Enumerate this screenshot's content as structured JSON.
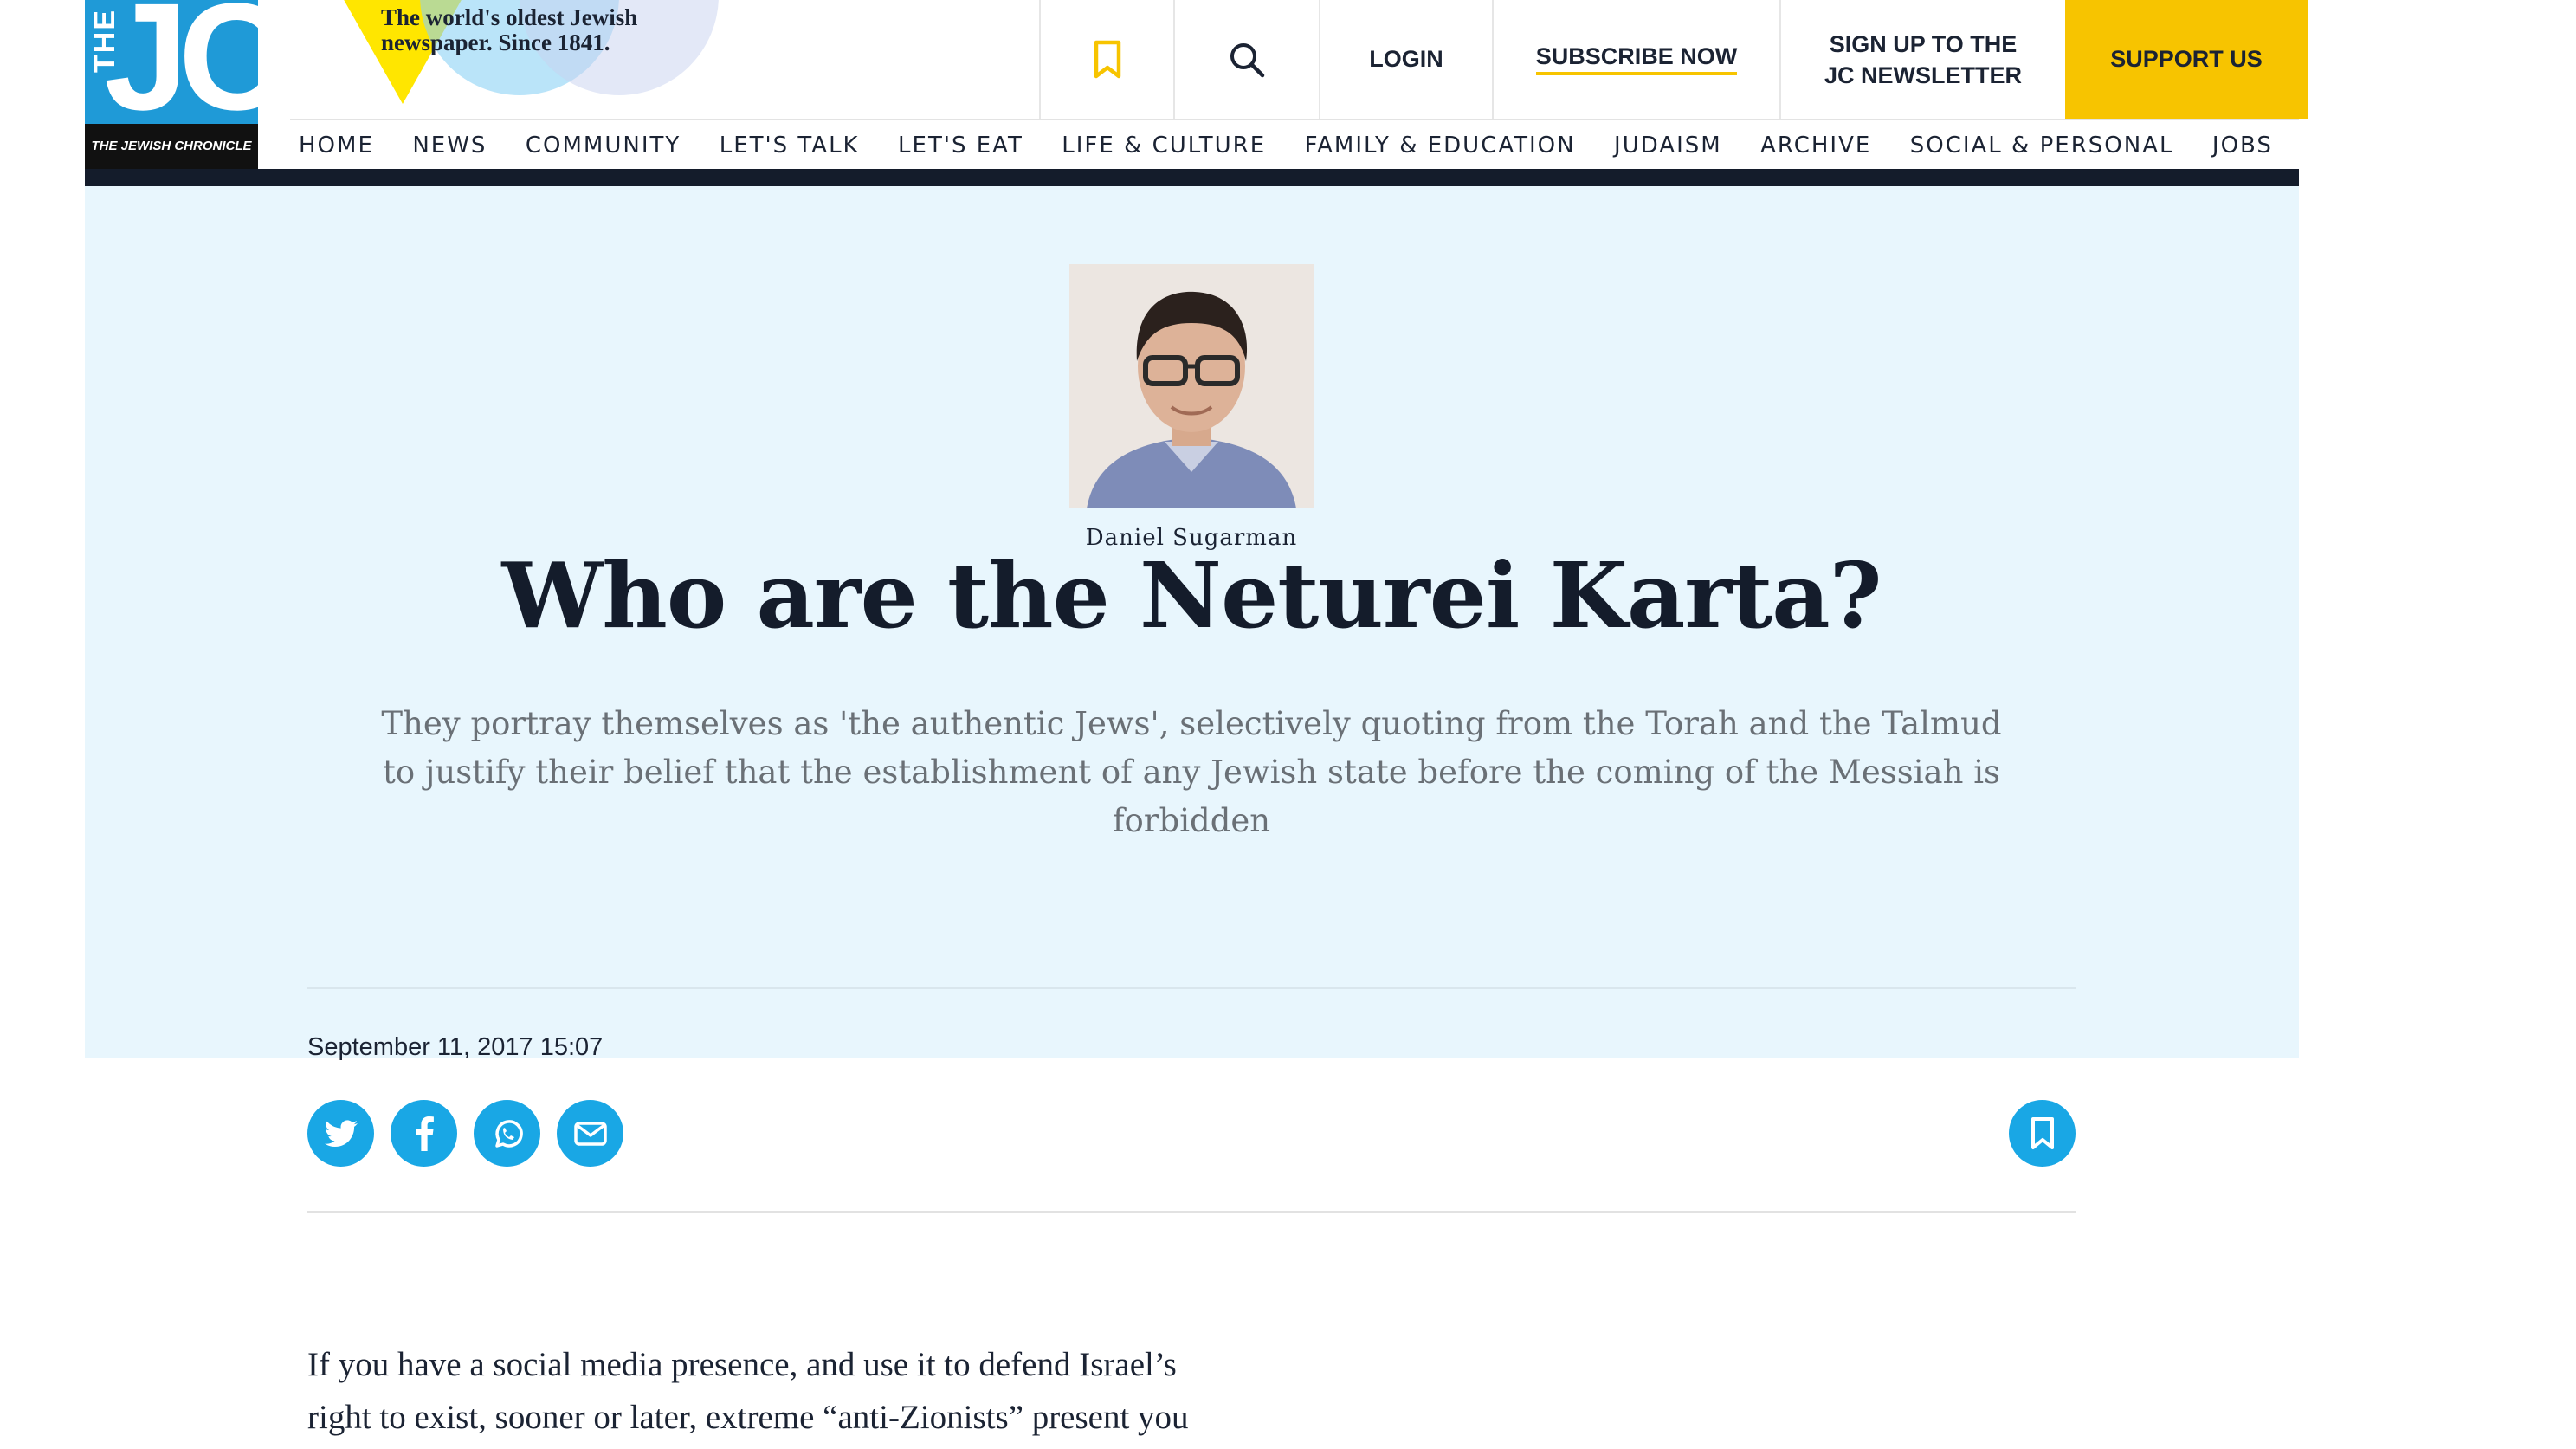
{
  "logo": {
    "the": "THE",
    "jc": "JC",
    "band": "THE JEWISH CHRONICLE"
  },
  "tagline": {
    "line1": "The world's oldest Jewish",
    "line2": "newspaper. Since 1841."
  },
  "header": {
    "login": "LOGIN",
    "subscribe": "SUBSCRIBE NOW",
    "newsletter_line1": "SIGN UP TO THE",
    "newsletter_line2": "JC NEWSLETTER",
    "support": "SUPPORT US"
  },
  "nav": {
    "items": [
      {
        "label": "HOME"
      },
      {
        "label": "NEWS"
      },
      {
        "label": "COMMUNITY"
      },
      {
        "label": "LET'S TALK"
      },
      {
        "label": "LET'S EAT"
      },
      {
        "label": "LIFE & CULTURE"
      },
      {
        "label": "FAMILY & EDUCATION"
      },
      {
        "label": "JUDAISM"
      },
      {
        "label": "ARCHIVE"
      },
      {
        "label": "SOCIAL & PERSONAL"
      },
      {
        "label": "JOBS"
      }
    ]
  },
  "article": {
    "author": "Daniel Sugarman",
    "title": "Who are the Neturei Karta?",
    "standfirst": "They portray themselves as 'the authentic Jews', selectively quoting from the Torah and the Talmud to justify their belief that the establishment of any Jewish state before the coming of the Messiah is forbidden",
    "date": "September 11, 2017 15:07",
    "body_line1": "If you have a social media presence, and use it to defend Israel’s",
    "body_line2": "right to exist, sooner or later, extreme “anti-Zionists” present you"
  },
  "icons": {
    "bookmark": "bookmark-icon",
    "search": "search-icon",
    "twitter": "twitter-icon",
    "facebook": "facebook-icon",
    "whatsapp": "whatsapp-icon",
    "email": "email-icon"
  },
  "colors": {
    "brand_blue": "#1f9ad7",
    "support_yellow": "#f7c400",
    "hero_bg": "#e8f6fd",
    "share_blue": "#19a7e5",
    "nav_dark": "#141c2b"
  }
}
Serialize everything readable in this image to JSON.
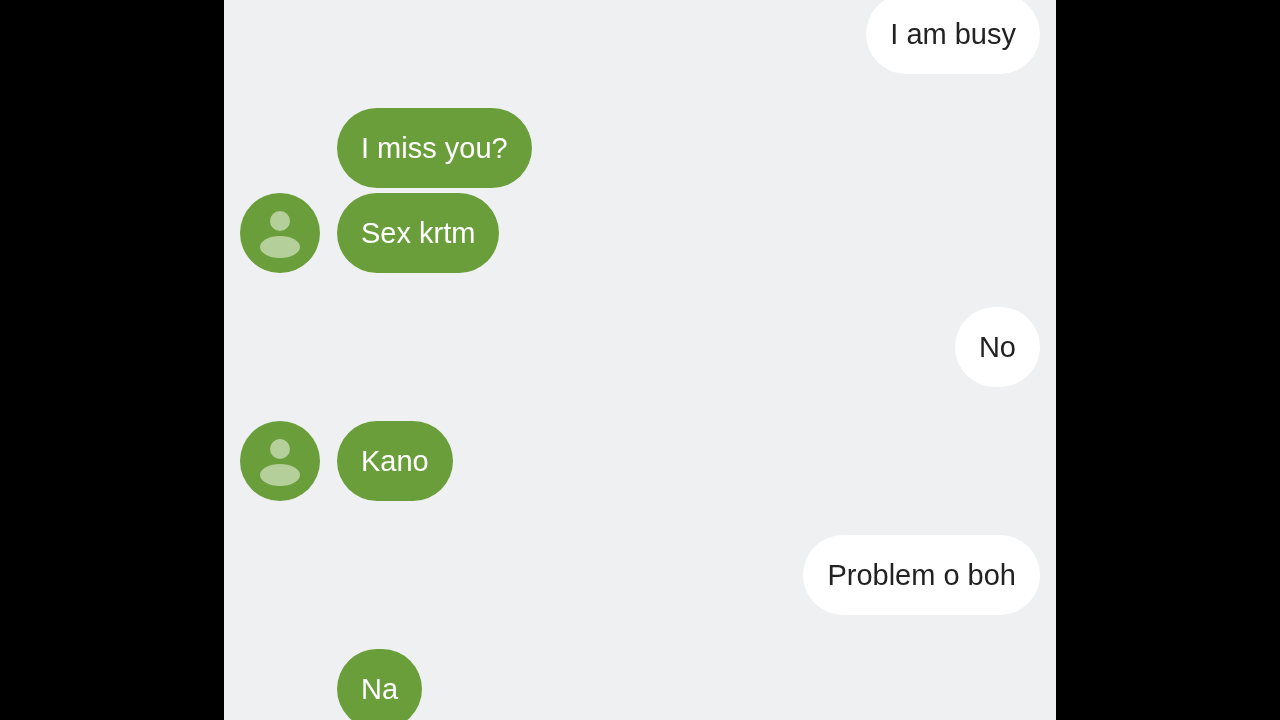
{
  "messages": [
    {
      "kind": "outgoing",
      "text": "I am busy",
      "avatar": false
    },
    {
      "kind": "incoming",
      "text": "I miss you?",
      "avatar": false
    },
    {
      "kind": "incoming",
      "text": "Sex krtm",
      "avatar": true
    },
    {
      "kind": "outgoing",
      "text": "No",
      "avatar": false
    },
    {
      "kind": "incoming",
      "text": "Kano",
      "avatar": true
    },
    {
      "kind": "outgoing",
      "text": "Problem o boh",
      "avatar": false
    },
    {
      "kind": "incoming",
      "text": "Na",
      "avatar": false
    }
  ]
}
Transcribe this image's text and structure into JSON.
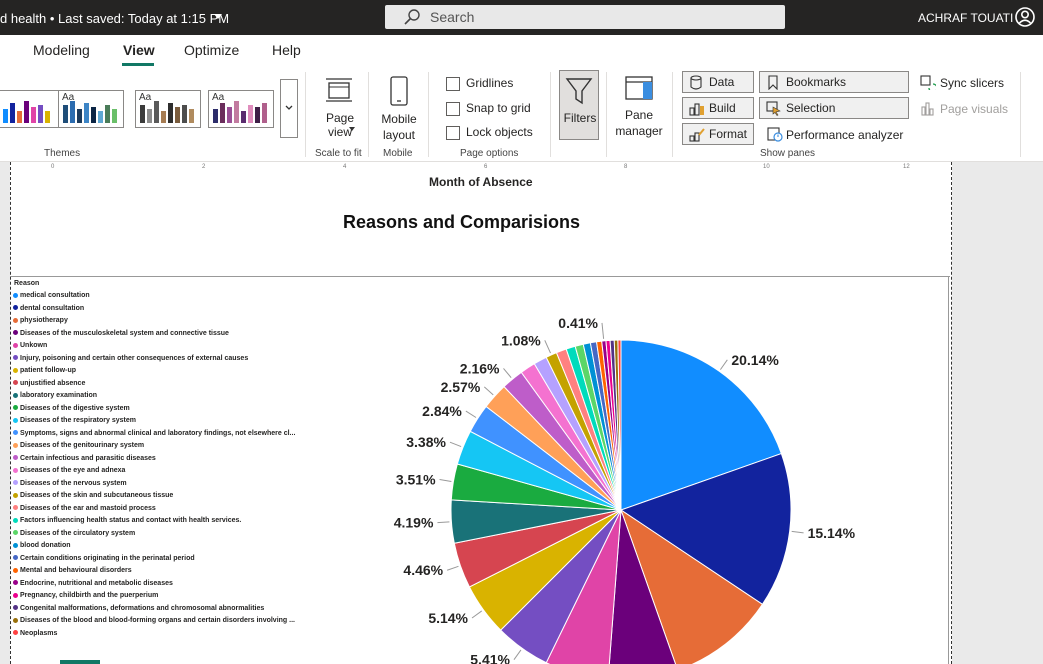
{
  "titlebar": {
    "title": "d health • Last saved: Today at 1:15 PM",
    "search_placeholder": "Search",
    "user": "ACHRAF TOUATI"
  },
  "tabs": [
    {
      "label": "Modeling",
      "active": false
    },
    {
      "label": "View",
      "active": true
    },
    {
      "label": "Optimize",
      "active": false
    },
    {
      "label": "Help",
      "active": false
    }
  ],
  "ribbon": {
    "themes_label": "Themes",
    "theme_aa": "Aa",
    "page_view": "Page view",
    "scale_to_fit": "Scale to fit",
    "mobile_layout": "Mobile layout",
    "mobile_group": "Mobile",
    "gridlines": "Gridlines",
    "snap_to_grid": "Snap to grid",
    "lock_objects": "Lock objects",
    "page_options": "Page options",
    "filters": "Filters",
    "pane_manager": "Pane manager",
    "data": "Data",
    "build": "Build",
    "format": "Format",
    "bookmarks": "Bookmarks",
    "selection": "Selection",
    "performance_analyzer": "Performance analyzer",
    "sync_slicers": "Sync slicers",
    "page_visuals": "Page visuals",
    "show_panes": "Show panes"
  },
  "canvas": {
    "axis_title": "Month of Absence",
    "ticks": [
      "0",
      "2",
      "4",
      "6",
      "8",
      "10",
      "12"
    ]
  },
  "chart_data": {
    "type": "pie",
    "title": "Reasons and Comparisions",
    "legend_title": "Reason",
    "legend_position": "left",
    "categories": [
      "medical consultation",
      "dental consultation",
      "physiotherapy",
      "Diseases of the musculoskeletal system and connective tissue",
      "Unkown",
      "Injury, poisoning and certain other consequences of external causes",
      "patient follow-up",
      "unjustified absence",
      "laboratory examination",
      "Diseases of the digestive system",
      "Diseases of the respiratory system",
      "Symptoms, signs and abnormal clinical and laboratory findings, not elsewhere cl...",
      "Diseases of the genitourinary system",
      "Certain infectious and parasitic diseases",
      "Diseases of the eye and adnexa",
      "Diseases of the nervous system",
      "Diseases of the skin and subcutaneous tissue",
      "Diseases of the ear and mastoid process",
      "Factors influencing health status and contact with health services.",
      "Diseases of the circulatory system",
      "blood donation",
      "Certain conditions originating in the perinatal period",
      "Mental and behavioural disorders",
      "Endocrine, nutritional and metabolic diseases",
      "Pregnancy, childbirth and the puerperium",
      "Congenital malformations, deformations and chromosomal abnormalities",
      "Diseases of the blood and blood-forming organs and certain disorders involving ...",
      "Neoplasms"
    ],
    "values": [
      20.14,
      15.14,
      10.5,
      6.8,
      6.2,
      5.41,
      5.14,
      4.46,
      4.19,
      3.51,
      3.38,
      2.84,
      2.57,
      2.16,
      1.5,
      1.3,
      1.08,
      1.0,
      0.9,
      0.8,
      0.7,
      0.6,
      0.5,
      0.41,
      0.4,
      0.4,
      0.35,
      0.3
    ],
    "labels": [
      "20.14%",
      "15.14%",
      "",
      "",
      "",
      "5.41%",
      "5.14%",
      "4.46%",
      "4.19%",
      "3.51%",
      "3.38%",
      "2.84%",
      "2.57%",
      "2.16%",
      "",
      "",
      "1.08%",
      "",
      "",
      "",
      "",
      "",
      "",
      "0.41%",
      "",
      "",
      "",
      ""
    ],
    "colors": [
      "#118DFF",
      "#12239E",
      "#E66C37",
      "#6B007B",
      "#E044A7",
      "#744EC2",
      "#D9B300",
      "#D64550",
      "#197278",
      "#1AAB40",
      "#15C6F4",
      "#4092FF",
      "#FFA058",
      "#BE5DC9",
      "#F472D0",
      "#B5A1FF",
      "#C4A200",
      "#FF8080",
      "#00DBBC",
      "#5BD667",
      "#0091D5",
      "#4668C5",
      "#FF6300",
      "#99008A",
      "#EC008C",
      "#533285",
      "#99700A",
      "#FF4141"
    ]
  }
}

────────────────

**What the task requires**:
Copy out every line of the material above exactly, skipping the pictures.

**Reply**:
Enumerate this screenshot's content as structured JSON.
{
  "logo": {
    "the": "THE",
    "jc": "JC",
    "band": "THE JEWISH CHRONICLE"
  },
  "tagline": {
    "line1": "The world's oldest Jewish",
    "line2": "newspaper. Since 1841."
  },
  "header": {
    "login": "LOGIN",
    "subscribe": "SUBSCRIBE NOW",
    "newsletter_line1": "SIGN UP TO THE",
    "newsletter_line2": "JC NEWSLETTER",
    "support": "SUPPORT US"
  },
  "nav": {
    "items": [
      {
        "label": "HOME"
      },
      {
        "label": "NEWS"
      },
      {
        "label": "COMMUNITY"
      },
      {
        "label": "LET'S TALK"
      },
      {
        "label": "LET'S EAT"
      },
      {
        "label": "LIFE & CULTURE"
      },
      {
        "label": "FAMILY & EDUCATION"
      },
      {
        "label": "JUDAISM"
      },
      {
        "label": "ARCHIVE"
      },
      {
        "label": "SOCIAL & PERSONAL"
      },
      {
        "label": "JOBS"
      }
    ]
  },
  "article": {
    "author": "Daniel Sugarman",
    "title": "Who are the Neturei Karta?",
    "standfirst": "They portray themselves as 'the authentic Jews', selectively quoting from the Torah and the Talmud to justify their belief that the establishment of any Jewish state before the coming of the Messiah is forbidden",
    "date": "September 11, 2017 15:07",
    "body_line1": "If you have a social media presence, and use it to defend Israel’s",
    "body_line2": "right to exist, sooner or later, extreme “anti-Zionists” present you"
  },
  "icons": {
    "bookmark": "bookmark-icon",
    "search": "search-icon",
    "twitter": "twitter-icon",
    "facebook": "facebook-icon",
    "whatsapp": "whatsapp-icon",
    "email": "email-icon"
  },
  "colors": {
    "brand_blue": "#1f9ad7",
    "support_yellow": "#f7c400",
    "hero_bg": "#e8f6fd",
    "share_blue": "#19a7e5",
    "nav_dark": "#141c2b"
  }
}
Serialize everything readable in this image to JSON.
{
  "messages": [
    {
      "kind": "outgoing",
      "text": "I am busy",
      "avatar": false
    },
    {
      "kind": "incoming",
      "text": "I miss you?",
      "avatar": false
    },
    {
      "kind": "incoming",
      "text": "Sex krtm",
      "avatar": true
    },
    {
      "kind": "outgoing",
      "text": "No",
      "avatar": false
    },
    {
      "kind": "incoming",
      "text": "Kano",
      "avatar": true
    },
    {
      "kind": "outgoing",
      "text": "Problem o boh",
      "avatar": false
    },
    {
      "kind": "incoming",
      "text": "Na",
      "avatar": false
    }
  ]
}
Transcribe this image's text and structure into JSON.
{
  "titlebar": {
    "title": "d health • Last saved: Today at 1:15 PM",
    "search_placeholder": "Search",
    "user": "ACHRAF TOUATI"
  },
  "tabs": [
    {
      "label": "Modeling",
      "active": false
    },
    {
      "label": "View",
      "active": true
    },
    {
      "label": "Optimize",
      "active": false
    },
    {
      "label": "Help",
      "active": false
    }
  ],
  "ribbon": {
    "themes_label": "Themes",
    "theme_aa": "Aa",
    "page_view": "Page view",
    "scale_to_fit": "Scale to fit",
    "mobile_layout": "Mobile layout",
    "mobile_group": "Mobile",
    "gridlines": "Gridlines",
    "snap_to_grid": "Snap to grid",
    "lock_objects": "Lock objects",
    "page_options": "Page options",
    "filters": "Filters",
    "pane_manager": "Pane manager",
    "data": "Data",
    "build": "Build",
    "format": "Format",
    "bookmarks": "Bookmarks",
    "selection": "Selection",
    "performance_analyzer": "Performance analyzer",
    "sync_slicers": "Sync slicers",
    "page_visuals": "Page visuals",
    "show_panes": "Show panes"
  },
  "canvas": {
    "axis_title": "Month of Absence",
    "ticks": [
      "0",
      "2",
      "4",
      "6",
      "8",
      "10",
      "12"
    ]
  },
  "chart_data": {
    "type": "pie",
    "title": "Reasons and Comparisions",
    "legend_title": "Reason",
    "legend_position": "left",
    "categories": [
      "medical consultation",
      "dental consultation",
      "physiotherapy",
      "Diseases of the musculoskeletal system and connective tissue",
      "Unkown",
      "Injury, poisoning and certain other consequences of external causes",
      "patient follow-up",
      "unjustified absence",
      "laboratory examination",
      "Diseases of the digestive system",
      "Diseases of the respiratory system",
      "Symptoms, signs and abnormal clinical and laboratory findings, not elsewhere cl...",
      "Diseases of the genitourinary system",
      "Certain infectious and parasitic diseases",
      "Diseases of the eye and adnexa",
      "Diseases of the nervous system",
      "Diseases of the skin and subcutaneous tissue",
      "Diseases of the ear and mastoid process",
      "Factors influencing health status and contact with health services.",
      "Diseases of the circulatory system",
      "blood donation",
      "Certain conditions originating in the perinatal period",
      "Mental and behavioural disorders",
      "Endocrine, nutritional and metabolic diseases",
      "Pregnancy, childbirth and the puerperium",
      "Congenital malformations, deformations and chromosomal abnormalities",
      "Diseases of the blood and blood-forming organs and certain disorders involving ...",
      "Neoplasms"
    ],
    "values": [
      20.14,
      15.14,
      10.5,
      6.8,
      6.2,
      5.41,
      5.14,
      4.46,
      4.19,
      3.51,
      3.38,
      2.84,
      2.57,
      2.16,
      1.5,
      1.3,
      1.08,
      1.0,
      0.9,
      0.8,
      0.7,
      0.6,
      0.5,
      0.41,
      0.4,
      0.4,
      0.35,
      0.3
    ],
    "labels": [
      "20.14%",
      "15.14%",
      "",
      "",
      "",
      "5.41%",
      "5.14%",
      "4.46%",
      "4.19%",
      "3.51%",
      "3.38%",
      "2.84%",
      "2.57%",
      "2.16%",
      "",
      "",
      "1.08%",
      "",
      "",
      "",
      "",
      "",
      "",
      "0.41%",
      "",
      "",
      "",
      ""
    ],
    "colors": [
      "#118DFF",
      "#12239E",
      "#E66C37",
      "#6B007B",
      "#E044A7",
      "#744EC2",
      "#D9B300",
      "#D64550",
      "#197278",
      "#1AAB40",
      "#15C6F4",
      "#4092FF",
      "#FFA058",
      "#BE5DC9",
      "#F472D0",
      "#B5A1FF",
      "#C4A200",
      "#FF8080",
      "#00DBBC",
      "#5BD667",
      "#0091D5",
      "#4668C5",
      "#FF6300",
      "#99008A",
      "#EC008C",
      "#533285",
      "#99700A",
      "#FF4141"
    ]
  }
}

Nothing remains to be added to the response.